- **What to do**
Pick out and copy every line below that has the word "color".

- **Data listing**
★ ★ ★

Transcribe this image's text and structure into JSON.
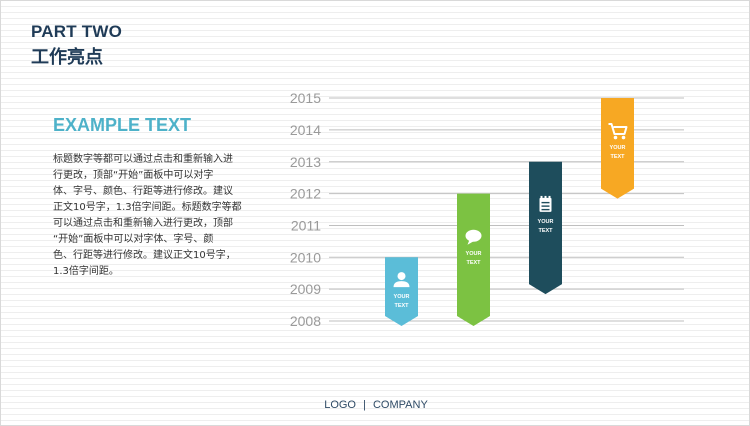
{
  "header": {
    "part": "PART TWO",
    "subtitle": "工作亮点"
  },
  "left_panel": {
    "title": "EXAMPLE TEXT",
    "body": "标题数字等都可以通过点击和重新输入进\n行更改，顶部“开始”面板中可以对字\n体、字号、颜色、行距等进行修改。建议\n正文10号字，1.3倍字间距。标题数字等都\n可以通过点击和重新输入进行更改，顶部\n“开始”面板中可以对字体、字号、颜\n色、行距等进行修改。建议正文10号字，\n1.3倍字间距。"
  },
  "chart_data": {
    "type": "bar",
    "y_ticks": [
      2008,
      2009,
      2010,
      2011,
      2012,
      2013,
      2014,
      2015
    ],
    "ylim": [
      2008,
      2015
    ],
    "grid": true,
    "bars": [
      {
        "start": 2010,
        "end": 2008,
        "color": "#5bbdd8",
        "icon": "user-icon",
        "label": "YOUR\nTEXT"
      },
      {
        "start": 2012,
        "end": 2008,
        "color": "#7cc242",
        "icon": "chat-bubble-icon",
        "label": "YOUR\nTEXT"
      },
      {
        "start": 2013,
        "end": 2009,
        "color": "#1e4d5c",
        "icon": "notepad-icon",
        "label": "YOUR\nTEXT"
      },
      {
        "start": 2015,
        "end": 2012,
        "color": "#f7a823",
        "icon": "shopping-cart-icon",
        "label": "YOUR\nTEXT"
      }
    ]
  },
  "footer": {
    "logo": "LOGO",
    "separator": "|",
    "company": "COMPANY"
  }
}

★ ★ ★

- **Result of the task**
        "color": "#5bbdd8",
        "color": "#7cc242",
        "color": "#1e4d5c",
        "color": "#f7a823",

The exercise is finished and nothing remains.